Saved entries
++++++++++

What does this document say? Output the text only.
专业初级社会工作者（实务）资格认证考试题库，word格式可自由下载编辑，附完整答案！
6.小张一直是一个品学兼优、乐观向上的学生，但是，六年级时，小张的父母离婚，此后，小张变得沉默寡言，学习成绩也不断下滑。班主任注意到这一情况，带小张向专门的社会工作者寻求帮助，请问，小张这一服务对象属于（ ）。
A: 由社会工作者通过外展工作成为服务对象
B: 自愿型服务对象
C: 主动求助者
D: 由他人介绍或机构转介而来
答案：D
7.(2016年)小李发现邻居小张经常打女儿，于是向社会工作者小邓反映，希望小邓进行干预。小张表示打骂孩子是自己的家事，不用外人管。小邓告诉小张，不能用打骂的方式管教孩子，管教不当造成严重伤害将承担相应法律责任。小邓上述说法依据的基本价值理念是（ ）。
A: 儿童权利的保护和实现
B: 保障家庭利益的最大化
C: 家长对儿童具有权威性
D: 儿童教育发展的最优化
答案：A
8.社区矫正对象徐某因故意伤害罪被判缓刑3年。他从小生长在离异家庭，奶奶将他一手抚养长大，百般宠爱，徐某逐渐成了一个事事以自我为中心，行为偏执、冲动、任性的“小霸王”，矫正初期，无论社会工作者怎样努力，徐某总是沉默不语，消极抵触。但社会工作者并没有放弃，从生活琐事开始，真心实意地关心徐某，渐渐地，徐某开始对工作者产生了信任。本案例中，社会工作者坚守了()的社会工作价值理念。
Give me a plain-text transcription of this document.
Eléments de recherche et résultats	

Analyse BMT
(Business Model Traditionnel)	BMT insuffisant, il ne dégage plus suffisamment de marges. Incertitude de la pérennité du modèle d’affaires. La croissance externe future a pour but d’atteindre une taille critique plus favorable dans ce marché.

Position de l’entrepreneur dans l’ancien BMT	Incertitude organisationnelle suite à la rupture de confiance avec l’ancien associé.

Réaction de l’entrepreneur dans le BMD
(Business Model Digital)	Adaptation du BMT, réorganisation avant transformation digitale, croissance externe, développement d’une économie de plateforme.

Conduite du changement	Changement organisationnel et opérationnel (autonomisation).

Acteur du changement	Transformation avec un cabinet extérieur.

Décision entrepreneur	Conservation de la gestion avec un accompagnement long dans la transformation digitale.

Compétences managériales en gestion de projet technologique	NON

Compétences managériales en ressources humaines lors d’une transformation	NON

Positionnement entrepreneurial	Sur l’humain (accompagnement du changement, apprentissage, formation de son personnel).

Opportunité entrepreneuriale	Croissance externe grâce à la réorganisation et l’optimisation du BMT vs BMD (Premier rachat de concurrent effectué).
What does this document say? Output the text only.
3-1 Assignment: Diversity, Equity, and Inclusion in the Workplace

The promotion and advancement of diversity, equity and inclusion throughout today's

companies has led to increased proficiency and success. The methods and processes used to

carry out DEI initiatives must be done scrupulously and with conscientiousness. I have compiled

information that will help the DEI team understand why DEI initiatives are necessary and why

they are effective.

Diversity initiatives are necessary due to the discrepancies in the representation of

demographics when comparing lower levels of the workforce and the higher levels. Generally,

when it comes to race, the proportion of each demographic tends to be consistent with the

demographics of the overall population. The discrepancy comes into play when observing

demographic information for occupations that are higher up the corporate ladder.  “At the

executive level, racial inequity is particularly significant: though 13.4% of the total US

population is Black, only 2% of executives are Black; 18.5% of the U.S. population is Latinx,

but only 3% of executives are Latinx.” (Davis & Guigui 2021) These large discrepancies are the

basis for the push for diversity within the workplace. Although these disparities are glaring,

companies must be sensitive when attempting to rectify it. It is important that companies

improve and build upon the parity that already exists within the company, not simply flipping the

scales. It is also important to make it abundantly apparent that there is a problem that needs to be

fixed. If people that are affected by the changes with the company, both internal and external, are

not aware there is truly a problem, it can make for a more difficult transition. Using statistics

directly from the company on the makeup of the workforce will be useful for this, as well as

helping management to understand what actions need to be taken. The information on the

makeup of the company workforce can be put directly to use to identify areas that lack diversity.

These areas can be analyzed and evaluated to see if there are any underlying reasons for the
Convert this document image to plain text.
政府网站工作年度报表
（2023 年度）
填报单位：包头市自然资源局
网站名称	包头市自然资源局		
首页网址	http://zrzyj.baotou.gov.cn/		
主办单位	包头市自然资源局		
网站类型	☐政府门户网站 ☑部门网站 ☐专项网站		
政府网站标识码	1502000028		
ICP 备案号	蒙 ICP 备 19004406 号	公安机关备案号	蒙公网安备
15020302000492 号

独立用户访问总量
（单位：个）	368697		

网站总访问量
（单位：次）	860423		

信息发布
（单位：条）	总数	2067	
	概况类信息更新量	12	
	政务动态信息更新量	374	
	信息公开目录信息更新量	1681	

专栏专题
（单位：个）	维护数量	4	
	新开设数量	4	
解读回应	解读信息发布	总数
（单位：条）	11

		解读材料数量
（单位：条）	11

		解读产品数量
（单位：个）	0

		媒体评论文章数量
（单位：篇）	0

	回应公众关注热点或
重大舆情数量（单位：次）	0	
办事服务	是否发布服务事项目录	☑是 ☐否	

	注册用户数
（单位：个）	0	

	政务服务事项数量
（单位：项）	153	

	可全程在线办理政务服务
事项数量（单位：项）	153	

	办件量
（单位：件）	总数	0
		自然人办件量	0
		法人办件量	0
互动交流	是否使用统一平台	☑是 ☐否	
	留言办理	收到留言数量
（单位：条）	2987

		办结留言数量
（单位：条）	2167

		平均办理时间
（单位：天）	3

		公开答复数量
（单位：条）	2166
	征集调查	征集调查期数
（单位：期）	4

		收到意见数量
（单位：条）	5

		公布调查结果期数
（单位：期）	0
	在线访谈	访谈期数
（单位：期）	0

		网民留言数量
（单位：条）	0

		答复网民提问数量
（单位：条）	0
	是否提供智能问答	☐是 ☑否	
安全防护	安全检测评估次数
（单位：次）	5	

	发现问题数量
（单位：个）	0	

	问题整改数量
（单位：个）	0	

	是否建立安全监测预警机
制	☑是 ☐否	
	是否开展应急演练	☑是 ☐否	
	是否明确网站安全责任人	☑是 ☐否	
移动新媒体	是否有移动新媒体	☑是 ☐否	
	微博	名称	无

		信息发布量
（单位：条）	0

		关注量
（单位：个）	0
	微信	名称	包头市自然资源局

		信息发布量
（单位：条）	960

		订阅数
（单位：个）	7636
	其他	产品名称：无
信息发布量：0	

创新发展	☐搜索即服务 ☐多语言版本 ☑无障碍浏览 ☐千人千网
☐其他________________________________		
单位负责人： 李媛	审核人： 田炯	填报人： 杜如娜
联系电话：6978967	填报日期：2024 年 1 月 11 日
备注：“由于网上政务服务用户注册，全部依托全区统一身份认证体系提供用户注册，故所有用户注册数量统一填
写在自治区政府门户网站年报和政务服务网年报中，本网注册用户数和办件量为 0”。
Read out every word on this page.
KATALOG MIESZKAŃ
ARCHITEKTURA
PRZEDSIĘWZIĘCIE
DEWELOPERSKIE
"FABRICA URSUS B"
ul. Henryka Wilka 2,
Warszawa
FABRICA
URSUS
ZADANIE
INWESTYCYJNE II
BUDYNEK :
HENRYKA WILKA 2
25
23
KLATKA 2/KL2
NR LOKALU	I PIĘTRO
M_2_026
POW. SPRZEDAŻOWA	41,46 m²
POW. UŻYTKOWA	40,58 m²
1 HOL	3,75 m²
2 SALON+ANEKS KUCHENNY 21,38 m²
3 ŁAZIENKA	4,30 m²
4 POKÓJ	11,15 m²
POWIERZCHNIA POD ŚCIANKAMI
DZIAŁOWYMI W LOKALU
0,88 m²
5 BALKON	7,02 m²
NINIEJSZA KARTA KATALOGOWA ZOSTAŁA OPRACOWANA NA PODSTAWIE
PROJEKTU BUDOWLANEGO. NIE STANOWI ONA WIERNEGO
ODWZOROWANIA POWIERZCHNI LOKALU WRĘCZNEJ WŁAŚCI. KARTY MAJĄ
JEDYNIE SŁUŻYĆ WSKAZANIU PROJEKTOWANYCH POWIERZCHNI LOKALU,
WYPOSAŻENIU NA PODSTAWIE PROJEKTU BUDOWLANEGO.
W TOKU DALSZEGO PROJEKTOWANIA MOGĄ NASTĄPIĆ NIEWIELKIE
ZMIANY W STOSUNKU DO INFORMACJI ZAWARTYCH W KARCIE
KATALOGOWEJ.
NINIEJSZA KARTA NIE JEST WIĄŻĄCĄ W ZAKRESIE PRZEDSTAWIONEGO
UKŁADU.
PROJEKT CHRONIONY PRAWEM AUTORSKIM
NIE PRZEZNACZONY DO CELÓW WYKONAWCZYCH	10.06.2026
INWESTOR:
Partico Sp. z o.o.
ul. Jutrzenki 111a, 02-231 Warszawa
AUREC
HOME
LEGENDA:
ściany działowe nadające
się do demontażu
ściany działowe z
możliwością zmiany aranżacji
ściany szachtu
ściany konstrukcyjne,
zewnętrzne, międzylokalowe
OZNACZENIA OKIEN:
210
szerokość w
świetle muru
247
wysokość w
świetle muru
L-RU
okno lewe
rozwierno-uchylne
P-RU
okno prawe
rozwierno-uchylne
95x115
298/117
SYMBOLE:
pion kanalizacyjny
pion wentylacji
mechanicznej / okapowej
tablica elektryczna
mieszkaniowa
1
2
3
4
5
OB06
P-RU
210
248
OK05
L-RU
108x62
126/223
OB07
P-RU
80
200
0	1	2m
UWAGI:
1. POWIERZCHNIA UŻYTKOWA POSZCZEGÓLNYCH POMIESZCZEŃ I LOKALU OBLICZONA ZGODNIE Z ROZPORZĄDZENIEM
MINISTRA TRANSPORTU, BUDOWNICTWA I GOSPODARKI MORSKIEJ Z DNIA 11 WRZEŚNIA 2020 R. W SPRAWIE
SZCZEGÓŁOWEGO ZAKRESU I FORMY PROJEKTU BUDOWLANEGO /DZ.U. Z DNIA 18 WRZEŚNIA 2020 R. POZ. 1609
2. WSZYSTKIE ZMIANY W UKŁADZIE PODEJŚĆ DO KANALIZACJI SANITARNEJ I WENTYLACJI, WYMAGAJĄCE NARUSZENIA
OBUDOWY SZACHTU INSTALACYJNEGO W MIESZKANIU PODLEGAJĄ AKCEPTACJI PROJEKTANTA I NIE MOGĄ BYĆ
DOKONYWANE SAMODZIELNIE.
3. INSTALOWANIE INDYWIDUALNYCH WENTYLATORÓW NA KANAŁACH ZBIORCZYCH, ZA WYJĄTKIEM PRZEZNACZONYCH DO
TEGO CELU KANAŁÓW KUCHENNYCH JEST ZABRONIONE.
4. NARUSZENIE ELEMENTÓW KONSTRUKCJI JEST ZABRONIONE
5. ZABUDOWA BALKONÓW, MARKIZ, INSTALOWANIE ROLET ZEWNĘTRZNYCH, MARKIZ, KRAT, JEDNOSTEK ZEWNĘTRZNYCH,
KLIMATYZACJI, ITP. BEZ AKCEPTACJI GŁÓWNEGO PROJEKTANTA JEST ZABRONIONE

++++++++++

EXERCISE REQUIREMENTS
Sift the material for lines with the string "Model". Copy each one found.

EXERCISE RESULT
(Business Model Traditionnel)	BMT insuffisant, il ne dégage plus suffisamment de marges. Incertitude de la pérennité du modèle d’affaires. La croissance externe future a pour but d’atteindre une taille critique plus favorable dans ce marché.
(Business Model Digital)	Adaptation du BMT, réorganisation avant transformation digitale, croissance externe, développement d’une économie de plateforme.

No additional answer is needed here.